## [REQUIREMENT]
Gather each line in the entries that includes the string "name".

┄┄┄┄┄┄┄┄┄┄┄┄┄┄┄┄┄┄┄┄

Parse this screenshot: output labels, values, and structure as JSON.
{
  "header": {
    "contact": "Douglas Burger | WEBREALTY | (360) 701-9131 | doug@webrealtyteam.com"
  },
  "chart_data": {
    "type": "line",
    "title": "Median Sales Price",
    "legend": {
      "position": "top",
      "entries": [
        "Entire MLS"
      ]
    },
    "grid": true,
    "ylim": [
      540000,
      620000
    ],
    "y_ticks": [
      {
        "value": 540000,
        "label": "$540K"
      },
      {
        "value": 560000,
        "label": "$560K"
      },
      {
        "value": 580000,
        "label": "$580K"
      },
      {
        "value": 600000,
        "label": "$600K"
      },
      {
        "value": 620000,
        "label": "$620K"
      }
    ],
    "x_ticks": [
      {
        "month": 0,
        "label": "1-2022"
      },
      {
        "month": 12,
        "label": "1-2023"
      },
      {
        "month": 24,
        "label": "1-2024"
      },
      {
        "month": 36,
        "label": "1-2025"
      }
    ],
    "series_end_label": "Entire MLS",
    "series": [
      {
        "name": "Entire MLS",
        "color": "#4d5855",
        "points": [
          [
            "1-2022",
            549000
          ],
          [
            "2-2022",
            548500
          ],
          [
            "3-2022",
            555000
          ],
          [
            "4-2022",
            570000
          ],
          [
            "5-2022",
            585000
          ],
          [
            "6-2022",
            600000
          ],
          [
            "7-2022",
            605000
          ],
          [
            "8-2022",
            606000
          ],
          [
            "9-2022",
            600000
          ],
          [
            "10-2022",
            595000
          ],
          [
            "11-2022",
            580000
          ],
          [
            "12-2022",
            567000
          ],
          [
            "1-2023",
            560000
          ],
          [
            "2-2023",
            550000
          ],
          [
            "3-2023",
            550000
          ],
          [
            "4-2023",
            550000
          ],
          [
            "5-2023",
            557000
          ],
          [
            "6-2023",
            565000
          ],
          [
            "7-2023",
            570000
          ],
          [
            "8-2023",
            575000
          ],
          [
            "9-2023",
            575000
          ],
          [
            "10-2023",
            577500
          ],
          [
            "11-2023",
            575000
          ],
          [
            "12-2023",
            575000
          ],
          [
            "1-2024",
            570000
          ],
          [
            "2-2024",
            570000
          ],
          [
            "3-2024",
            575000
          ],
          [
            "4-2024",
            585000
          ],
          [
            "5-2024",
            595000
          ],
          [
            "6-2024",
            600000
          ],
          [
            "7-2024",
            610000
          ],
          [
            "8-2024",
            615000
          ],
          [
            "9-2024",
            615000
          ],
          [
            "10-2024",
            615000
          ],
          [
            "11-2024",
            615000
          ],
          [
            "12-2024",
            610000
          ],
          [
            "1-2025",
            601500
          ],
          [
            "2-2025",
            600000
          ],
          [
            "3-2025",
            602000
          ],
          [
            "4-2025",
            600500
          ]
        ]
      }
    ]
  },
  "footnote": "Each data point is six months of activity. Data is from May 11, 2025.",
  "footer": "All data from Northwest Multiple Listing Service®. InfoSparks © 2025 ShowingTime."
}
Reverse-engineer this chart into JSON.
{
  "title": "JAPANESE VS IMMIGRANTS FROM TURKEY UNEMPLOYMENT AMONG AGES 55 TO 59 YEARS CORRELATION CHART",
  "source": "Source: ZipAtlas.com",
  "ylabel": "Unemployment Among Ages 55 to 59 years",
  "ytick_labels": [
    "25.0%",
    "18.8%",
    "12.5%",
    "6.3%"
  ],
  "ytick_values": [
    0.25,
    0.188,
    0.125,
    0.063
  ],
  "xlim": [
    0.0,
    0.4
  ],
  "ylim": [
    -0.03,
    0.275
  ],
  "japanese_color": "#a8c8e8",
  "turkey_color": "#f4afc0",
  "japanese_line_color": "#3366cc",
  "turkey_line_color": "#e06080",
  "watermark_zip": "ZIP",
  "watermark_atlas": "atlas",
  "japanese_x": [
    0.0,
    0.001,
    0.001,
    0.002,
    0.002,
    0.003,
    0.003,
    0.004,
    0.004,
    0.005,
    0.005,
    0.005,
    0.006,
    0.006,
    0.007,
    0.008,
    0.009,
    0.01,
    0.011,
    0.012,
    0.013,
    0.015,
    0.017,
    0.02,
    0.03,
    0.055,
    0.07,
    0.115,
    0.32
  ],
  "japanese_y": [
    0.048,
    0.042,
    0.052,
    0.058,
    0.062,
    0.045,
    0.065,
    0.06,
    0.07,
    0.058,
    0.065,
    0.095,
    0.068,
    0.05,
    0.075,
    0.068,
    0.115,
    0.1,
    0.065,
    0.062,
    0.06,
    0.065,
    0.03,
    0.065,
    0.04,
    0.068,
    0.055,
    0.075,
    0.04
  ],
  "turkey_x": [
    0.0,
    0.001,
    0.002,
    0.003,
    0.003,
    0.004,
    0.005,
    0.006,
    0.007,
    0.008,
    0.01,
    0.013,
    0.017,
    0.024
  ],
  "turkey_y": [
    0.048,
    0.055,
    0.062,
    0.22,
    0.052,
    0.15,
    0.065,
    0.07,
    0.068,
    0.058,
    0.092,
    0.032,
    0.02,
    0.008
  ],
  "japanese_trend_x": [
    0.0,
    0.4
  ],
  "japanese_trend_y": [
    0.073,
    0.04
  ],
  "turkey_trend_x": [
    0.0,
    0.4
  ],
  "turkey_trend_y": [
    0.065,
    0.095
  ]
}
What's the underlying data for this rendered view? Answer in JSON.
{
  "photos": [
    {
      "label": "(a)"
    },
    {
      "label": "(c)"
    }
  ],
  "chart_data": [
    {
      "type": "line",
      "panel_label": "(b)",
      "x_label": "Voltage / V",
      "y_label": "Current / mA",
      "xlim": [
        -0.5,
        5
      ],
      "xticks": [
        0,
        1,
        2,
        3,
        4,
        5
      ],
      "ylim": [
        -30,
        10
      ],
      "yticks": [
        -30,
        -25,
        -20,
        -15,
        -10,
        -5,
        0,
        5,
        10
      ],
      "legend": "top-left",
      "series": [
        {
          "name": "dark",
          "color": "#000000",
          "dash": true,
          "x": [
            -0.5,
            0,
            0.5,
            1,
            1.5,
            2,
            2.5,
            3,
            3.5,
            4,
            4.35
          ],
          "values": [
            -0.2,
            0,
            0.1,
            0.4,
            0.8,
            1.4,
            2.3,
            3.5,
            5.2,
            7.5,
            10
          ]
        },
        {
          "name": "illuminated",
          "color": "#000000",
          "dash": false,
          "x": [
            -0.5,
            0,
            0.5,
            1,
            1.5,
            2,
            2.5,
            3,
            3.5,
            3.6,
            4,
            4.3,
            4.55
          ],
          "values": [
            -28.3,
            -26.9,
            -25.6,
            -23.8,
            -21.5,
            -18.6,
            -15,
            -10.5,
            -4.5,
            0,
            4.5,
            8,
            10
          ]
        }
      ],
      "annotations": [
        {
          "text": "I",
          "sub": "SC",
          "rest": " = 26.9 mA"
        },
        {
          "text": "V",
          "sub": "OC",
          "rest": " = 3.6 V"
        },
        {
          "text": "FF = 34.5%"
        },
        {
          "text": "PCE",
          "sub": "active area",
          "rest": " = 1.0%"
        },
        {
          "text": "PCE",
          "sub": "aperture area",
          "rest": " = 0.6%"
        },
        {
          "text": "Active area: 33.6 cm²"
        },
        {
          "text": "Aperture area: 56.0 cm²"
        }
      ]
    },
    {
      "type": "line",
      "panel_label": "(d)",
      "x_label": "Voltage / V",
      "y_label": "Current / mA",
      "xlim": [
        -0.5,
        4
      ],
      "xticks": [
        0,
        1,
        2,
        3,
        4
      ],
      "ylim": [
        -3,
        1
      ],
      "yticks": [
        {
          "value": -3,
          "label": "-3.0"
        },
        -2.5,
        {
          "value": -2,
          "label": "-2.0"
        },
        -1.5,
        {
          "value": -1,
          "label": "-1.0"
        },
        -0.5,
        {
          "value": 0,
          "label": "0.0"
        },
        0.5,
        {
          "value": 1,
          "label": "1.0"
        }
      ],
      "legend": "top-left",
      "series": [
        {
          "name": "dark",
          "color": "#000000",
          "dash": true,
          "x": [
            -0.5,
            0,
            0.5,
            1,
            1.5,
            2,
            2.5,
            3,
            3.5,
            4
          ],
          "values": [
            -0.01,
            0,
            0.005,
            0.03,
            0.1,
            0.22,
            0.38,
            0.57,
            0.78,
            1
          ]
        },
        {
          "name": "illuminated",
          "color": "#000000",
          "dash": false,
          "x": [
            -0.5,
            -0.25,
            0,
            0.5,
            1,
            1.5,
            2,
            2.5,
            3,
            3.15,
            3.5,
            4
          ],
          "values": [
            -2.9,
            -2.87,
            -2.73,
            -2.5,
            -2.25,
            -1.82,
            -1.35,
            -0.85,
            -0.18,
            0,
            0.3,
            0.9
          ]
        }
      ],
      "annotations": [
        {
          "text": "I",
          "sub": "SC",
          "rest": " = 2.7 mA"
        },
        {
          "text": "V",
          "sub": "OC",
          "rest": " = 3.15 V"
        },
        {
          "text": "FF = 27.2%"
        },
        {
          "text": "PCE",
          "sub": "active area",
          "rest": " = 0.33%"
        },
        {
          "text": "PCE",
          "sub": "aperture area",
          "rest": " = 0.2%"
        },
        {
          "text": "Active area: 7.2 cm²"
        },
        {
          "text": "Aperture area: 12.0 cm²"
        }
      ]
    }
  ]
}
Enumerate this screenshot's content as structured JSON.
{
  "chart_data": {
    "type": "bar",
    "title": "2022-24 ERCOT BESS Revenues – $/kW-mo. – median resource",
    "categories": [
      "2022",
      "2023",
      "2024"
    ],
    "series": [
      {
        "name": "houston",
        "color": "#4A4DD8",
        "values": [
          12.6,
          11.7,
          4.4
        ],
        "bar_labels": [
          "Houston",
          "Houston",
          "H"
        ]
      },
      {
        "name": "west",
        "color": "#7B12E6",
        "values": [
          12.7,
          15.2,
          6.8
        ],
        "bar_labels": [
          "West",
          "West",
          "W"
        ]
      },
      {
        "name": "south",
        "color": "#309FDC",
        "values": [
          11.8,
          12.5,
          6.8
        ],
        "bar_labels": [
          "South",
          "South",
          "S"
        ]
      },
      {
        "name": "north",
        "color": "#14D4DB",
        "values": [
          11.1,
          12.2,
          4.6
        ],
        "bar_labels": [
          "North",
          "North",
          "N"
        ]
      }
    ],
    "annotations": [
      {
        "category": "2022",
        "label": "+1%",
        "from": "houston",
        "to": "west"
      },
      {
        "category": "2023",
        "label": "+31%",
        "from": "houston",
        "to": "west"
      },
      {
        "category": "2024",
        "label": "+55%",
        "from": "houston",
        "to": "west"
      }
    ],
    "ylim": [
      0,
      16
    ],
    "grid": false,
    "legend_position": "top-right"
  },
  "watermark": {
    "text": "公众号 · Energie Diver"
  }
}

┄┄┄┄┄┄┄┄┄┄┄┄┄┄┄┄┄┄┄┄

## [COMPLETE RESPONSE]
        "name": "Entire MLS",
          "name": "dark",
          "name": "illuminated",
          "name": "dark",
          "name": "illuminated",
        "name": "houston",
        "name": "west",
        "name": "south",
        "name": "north",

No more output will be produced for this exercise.